#### DESCRIPTION OF THE TASK
Please print every record below exactly as it appears.

___

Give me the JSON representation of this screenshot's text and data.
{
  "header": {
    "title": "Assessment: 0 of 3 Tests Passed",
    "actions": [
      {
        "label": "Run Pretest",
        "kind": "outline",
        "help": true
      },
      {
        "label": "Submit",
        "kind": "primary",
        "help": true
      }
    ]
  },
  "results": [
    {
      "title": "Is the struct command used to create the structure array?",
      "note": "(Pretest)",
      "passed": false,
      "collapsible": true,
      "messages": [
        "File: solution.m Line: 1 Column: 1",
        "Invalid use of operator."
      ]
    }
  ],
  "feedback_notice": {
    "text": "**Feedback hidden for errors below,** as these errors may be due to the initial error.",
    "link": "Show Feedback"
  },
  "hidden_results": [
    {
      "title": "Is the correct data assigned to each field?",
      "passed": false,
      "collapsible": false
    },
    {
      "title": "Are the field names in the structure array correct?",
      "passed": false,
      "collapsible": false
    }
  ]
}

___

#### OUTPUT OF THE TASK
Give me the JSON representation of this screenshot's text and data.
{
  "header": {
    "title": "Assessment: 0 of 3 Tests Passed",
    "actions": [
      {
        "label": "Run Pretest",
        "kind": "outline",
        "help": true
      },
      {
        "label": "Submit",
        "kind": "primary",
        "help": true
      }
    ]
  },
  "results": [
    {
      "title": "Is the struct command used to create the structure array?",
      "note": "(Pretest)",
      "passed": false,
      "collapsible": true,
      "messages": [
        "File: solution.m Line: 1 Column: 1",
        "Invalid use of operator."
      ]
    }
  ],
  "feedback_notice": {
    "text": "**Feedback hidden for errors below,** as these errors may be due to the initial error.",
    "link": "Show Feedback"
  },
  "hidden_results": [
    {
      "title": "Is the correct data assigned to each field?",
      "passed": false,
      "collapsible": false
    },
    {
      "title": "Are the field names in the structure array correct?",
      "passed": false,
      "collapsible": false
    }
  ]
}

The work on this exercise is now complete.